● **Supplied material**
※ ※ ※

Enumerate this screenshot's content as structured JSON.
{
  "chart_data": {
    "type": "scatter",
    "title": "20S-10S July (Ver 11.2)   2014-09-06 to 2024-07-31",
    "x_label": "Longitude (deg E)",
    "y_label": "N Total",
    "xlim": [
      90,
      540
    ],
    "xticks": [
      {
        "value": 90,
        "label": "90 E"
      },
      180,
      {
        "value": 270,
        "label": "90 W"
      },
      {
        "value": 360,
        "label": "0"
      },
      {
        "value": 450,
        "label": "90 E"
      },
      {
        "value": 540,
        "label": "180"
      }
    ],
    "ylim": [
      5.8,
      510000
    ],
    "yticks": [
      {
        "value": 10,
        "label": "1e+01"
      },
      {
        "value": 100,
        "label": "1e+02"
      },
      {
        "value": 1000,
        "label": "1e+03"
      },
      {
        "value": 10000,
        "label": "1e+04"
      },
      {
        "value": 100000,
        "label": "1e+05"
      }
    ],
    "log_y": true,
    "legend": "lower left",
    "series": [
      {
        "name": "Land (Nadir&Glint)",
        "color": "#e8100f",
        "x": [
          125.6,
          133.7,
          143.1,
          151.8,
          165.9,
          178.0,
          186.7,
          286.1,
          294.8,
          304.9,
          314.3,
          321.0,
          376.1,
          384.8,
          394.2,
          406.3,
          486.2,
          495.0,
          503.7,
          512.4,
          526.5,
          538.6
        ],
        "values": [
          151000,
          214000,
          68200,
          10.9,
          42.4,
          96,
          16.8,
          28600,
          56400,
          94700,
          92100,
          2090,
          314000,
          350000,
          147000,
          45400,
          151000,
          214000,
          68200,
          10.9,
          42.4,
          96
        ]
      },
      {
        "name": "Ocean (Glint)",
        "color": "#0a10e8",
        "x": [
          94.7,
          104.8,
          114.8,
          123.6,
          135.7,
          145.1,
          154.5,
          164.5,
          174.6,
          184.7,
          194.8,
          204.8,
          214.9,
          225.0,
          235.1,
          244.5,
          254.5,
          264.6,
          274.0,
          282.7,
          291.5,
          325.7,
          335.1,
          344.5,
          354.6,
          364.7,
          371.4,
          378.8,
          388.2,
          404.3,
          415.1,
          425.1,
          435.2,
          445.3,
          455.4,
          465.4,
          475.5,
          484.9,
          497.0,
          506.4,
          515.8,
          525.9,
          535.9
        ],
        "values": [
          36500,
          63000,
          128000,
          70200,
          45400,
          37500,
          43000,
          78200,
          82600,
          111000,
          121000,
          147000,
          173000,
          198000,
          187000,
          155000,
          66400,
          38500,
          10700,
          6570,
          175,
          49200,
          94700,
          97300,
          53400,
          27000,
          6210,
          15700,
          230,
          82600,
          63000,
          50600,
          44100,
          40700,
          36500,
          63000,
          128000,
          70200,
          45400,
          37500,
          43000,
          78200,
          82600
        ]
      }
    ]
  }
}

※ ※ ※

● **Problem description**
Your task is to reproduce the whole listing exactly.

● **Response for this exercise**
Enumerate this screenshot's content as structured JSON.
{
  "chart_data": {
    "type": "scatter",
    "title": "20S-10S July (Ver 11.2)   2014-09-06 to 2024-07-31",
    "x_label": "Longitude (deg E)",
    "y_label": "N Total",
    "xlim": [
      90,
      540
    ],
    "xticks": [
      {
        "value": 90,
        "label": "90 E"
      },
      180,
      {
        "value": 270,
        "label": "90 W"
      },
      {
        "value": 360,
        "label": "0"
      },
      {
        "value": 450,
        "label": "90 E"
      },
      {
        "value": 540,
        "label": "180"
      }
    ],
    "ylim": [
      5.8,
      510000
    ],
    "yticks": [
      {
        "value": 10,
        "label": "1e+01"
      },
      {
        "value": 100,
        "label": "1e+02"
      },
      {
        "value": 1000,
        "label": "1e+03"
      },
      {
        "value": 10000,
        "label": "1e+04"
      },
      {
        "value": 100000,
        "label": "1e+05"
      }
    ],
    "log_y": true,
    "legend": "lower left",
    "series": [
      {
        "name": "Land (Nadir&Glint)",
        "color": "#e8100f",
        "x": [
          125.6,
          133.7,
          143.1,
          151.8,
          165.9,
          178.0,
          186.7,
          286.1,
          294.8,
          304.9,
          314.3,
          321.0,
          376.1,
          384.8,
          394.2,
          406.3,
          486.2,
          495.0,
          503.7,
          512.4,
          526.5,
          538.6
        ],
        "values": [
          151000,
          214000,
          68200,
          10.9,
          42.4,
          96,
          16.8,
          28600,
          56400,
          94700,
          92100,
          2090,
          314000,
          350000,
          147000,
          45400,
          151000,
          214000,
          68200,
          10.9,
          42.4,
          96
        ]
      },
      {
        "name": "Ocean (Glint)",
        "color": "#0a10e8",
        "x": [
          94.7,
          104.8,
          114.8,
          123.6,
          135.7,
          145.1,
          154.5,
          164.5,
          174.6,
          184.7,
          194.8,
          204.8,
          214.9,
          225.0,
          235.1,
          244.5,
          254.5,
          264.6,
          274.0,
          282.7,
          291.5,
          325.7,
          335.1,
          344.5,
          354.6,
          364.7,
          371.4,
          378.8,
          388.2,
          404.3,
          415.1,
          425.1,
          435.2,
          445.3,
          455.4,
          465.4,
          475.5,
          484.9,
          497.0,
          506.4,
          515.8,
          525.9,
          535.9
        ],
        "values": [
          36500,
          63000,
          128000,
          70200,
          45400,
          37500,
          43000,
          78200,
          82600,
          111000,
          121000,
          147000,
          173000,
          198000,
          187000,
          155000,
          66400,
          38500,
          10700,
          6570,
          175,
          49200,
          94700,
          97300,
          53400,
          27000,
          6210,
          15700,
          230,
          82600,
          63000,
          50600,
          44100,
          40700,
          36500,
          63000,
          128000,
          70200,
          45400,
          37500,
          43000,
          78200,
          82600
        ]
      }
    ]
  }
}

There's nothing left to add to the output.